= WHAT YOU ARE ASKED TO DO =
Quote the listing below in its entirety, omitting every image.

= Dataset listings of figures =
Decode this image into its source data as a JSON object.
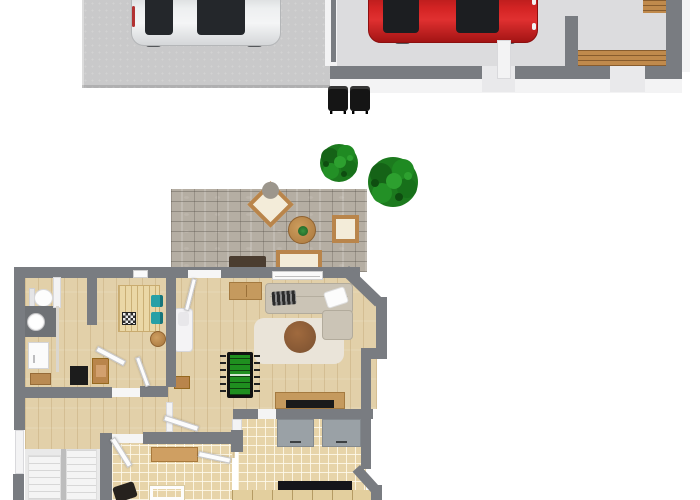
{
  "meta": {
    "description": "3D rendered residential floor plan: driveway and garage at top, yard with two trees and a stone patio in the middle, furnished ground floor below",
    "canvas_width": 700,
    "canvas_height": 500,
    "visible_text": ""
  },
  "palette": {
    "background": "#ffffff",
    "wall_gray": "#797c81",
    "wall_face_white": "#f3f3f4",
    "driveway_concrete": "#c9c9ca",
    "garage_floor": "#dcdcde",
    "wood_floor": "#e2d0a9",
    "tile_floor": "#e7d4a9",
    "patio_paver": "#b5aea3",
    "tree_green": "#1e7a1e",
    "car_red": "#c32020",
    "car_silver": "#e6e8ea",
    "sofa_beige": "#cbc4b6",
    "ottoman_brown": "#8a5c36",
    "foosball_green": "#1f8f1f",
    "teal_chair": "#27a0a6",
    "wood_furniture": "#c08c50"
  },
  "outdoor": {
    "driveway": {
      "vehicle": "silver hatchback (top view)",
      "trash_bins": 2
    },
    "garage": {
      "vehicle": "red car (top view)",
      "features": [
        "wooden entry stairs",
        "two door openings in south wall",
        "interior wall stubs"
      ]
    },
    "yard": {
      "trees": 2,
      "patio": {
        "material": "stone pavers",
        "furniture": [
          "rotated lounge chair with gray cushion",
          "round wooden side table with plant",
          "square lounge chair",
          "outdoor wooden sofa with cream cushion",
          "dark brown coffee table"
        ]
      }
    }
  },
  "house": {
    "rooms": [
      {
        "name": "bathroom",
        "items": [
          "toilet",
          "dark vanity with round sink",
          "washing machine",
          "wooden bench"
        ]
      },
      {
        "name": "dining room",
        "items": [
          "plank dining table",
          "chessboard",
          "teal chair x2",
          "round wooden stool",
          "wooden desk",
          "black cabinet"
        ]
      },
      {
        "name": "living room",
        "items": [
          "wooden sideboard",
          "L-shaped beige sectional sofa",
          "striped dark pillow",
          "white pillow",
          "round brown ottoman",
          "pale area rug",
          "foosball table",
          "white daybed",
          "wooden stool",
          "media console with TV"
        ]
      },
      {
        "name": "kitchen",
        "items": [
          "gray cabinet x2",
          "dark countertop",
          "base cabinet row"
        ]
      },
      {
        "name": "storage room",
        "items": [
          "wooden shelf",
          "white table frame",
          "dark equipment"
        ]
      },
      {
        "name": "hallway",
        "items": [
          "open door leaves"
        ]
      },
      {
        "name": "staircase",
        "items": [
          "two white flights"
        ]
      }
    ]
  }
}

= EXERCISE SOLUTION =
Decode this image into its source data as a JSON object.
{
  "meta": {
    "description": "3D rendered residential floor plan: driveway and garage at top, yard with two trees and a stone patio in the middle, furnished ground floor below",
    "canvas_width": 700,
    "canvas_height": 500,
    "visible_text": ""
  },
  "palette": {
    "background": "#ffffff",
    "wall_gray": "#797c81",
    "wall_face_white": "#f3f3f4",
    "driveway_concrete": "#c9c9ca",
    "garage_floor": "#dcdcde",
    "wood_floor": "#e2d0a9",
    "tile_floor": "#e7d4a9",
    "patio_paver": "#b5aea3",
    "tree_green": "#1e7a1e",
    "car_red": "#c32020",
    "car_silver": "#e6e8ea",
    "sofa_beige": "#cbc4b6",
    "ottoman_brown": "#8a5c36",
    "foosball_green": "#1f8f1f",
    "teal_chair": "#27a0a6",
    "wood_furniture": "#c08c50"
  },
  "outdoor": {
    "driveway": {
      "vehicle": "silver hatchback (top view)",
      "trash_bins": 2
    },
    "garage": {
      "vehicle": "red car (top view)",
      "features": [
        "wooden entry stairs",
        "two door openings in south wall",
        "interior wall stubs"
      ]
    },
    "yard": {
      "trees": 2,
      "patio": {
        "material": "stone pavers",
        "furniture": [
          "rotated lounge chair with gray cushion",
          "round wooden side table with plant",
          "square lounge chair",
          "outdoor wooden sofa with cream cushion",
          "dark brown coffee table"
        ]
      }
    }
  },
  "house": {
    "rooms": [
      {
        "name": "bathroom",
        "items": [
          "toilet",
          "dark vanity with round sink",
          "washing machine",
          "wooden bench"
        ]
      },
      {
        "name": "dining room",
        "items": [
          "plank dining table",
          "chessboard",
          "teal chair x2",
          "round wooden stool",
          "wooden desk",
          "black cabinet"
        ]
      },
      {
        "name": "living room",
        "items": [
          "wooden sideboard",
          "L-shaped beige sectional sofa",
          "striped dark pillow",
          "white pillow",
          "round brown ottoman",
          "pale area rug",
          "foosball table",
          "white daybed",
          "wooden stool",
          "media console with TV"
        ]
      },
      {
        "name": "kitchen",
        "items": [
          "gray cabinet x2",
          "dark countertop",
          "base cabinet row"
        ]
      },
      {
        "name": "storage room",
        "items": [
          "wooden shelf",
          "white table frame",
          "dark equipment"
        ]
      },
      {
        "name": "hallway",
        "items": [
          "open door leaves"
        ]
      },
      {
        "name": "staircase",
        "items": [
          "two white flights"
        ]
      }
    ]
  }
}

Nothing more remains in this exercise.